WORKING DATA.
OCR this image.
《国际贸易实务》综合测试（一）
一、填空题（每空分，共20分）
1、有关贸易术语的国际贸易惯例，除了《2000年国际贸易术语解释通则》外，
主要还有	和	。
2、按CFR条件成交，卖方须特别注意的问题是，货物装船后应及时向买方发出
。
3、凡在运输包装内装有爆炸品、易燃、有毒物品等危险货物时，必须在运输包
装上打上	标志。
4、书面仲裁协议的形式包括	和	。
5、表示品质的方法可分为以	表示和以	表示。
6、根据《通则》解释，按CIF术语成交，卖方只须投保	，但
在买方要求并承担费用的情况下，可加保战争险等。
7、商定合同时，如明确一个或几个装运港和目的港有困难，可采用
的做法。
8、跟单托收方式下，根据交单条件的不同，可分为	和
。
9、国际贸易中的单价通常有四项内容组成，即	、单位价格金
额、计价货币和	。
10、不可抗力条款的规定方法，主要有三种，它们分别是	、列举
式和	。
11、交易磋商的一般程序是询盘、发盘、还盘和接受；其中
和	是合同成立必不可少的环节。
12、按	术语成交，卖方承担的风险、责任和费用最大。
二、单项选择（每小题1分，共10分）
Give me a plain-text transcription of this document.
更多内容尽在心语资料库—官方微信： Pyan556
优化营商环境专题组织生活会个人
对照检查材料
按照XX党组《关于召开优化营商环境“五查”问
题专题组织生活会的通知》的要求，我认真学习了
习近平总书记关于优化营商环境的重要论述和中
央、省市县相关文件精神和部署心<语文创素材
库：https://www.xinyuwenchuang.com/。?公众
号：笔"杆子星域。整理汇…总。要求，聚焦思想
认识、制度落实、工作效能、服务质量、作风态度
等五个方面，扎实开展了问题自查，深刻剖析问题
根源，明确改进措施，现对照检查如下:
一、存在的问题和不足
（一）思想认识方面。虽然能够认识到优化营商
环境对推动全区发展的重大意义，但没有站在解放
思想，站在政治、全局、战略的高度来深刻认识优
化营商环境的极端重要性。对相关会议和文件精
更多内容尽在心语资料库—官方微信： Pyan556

EXERCISE.
Look through the entries above and list every line containing "this".

EXERCISE OUTPUT.
OCR this image.
Give me a plain-text transcription of this document.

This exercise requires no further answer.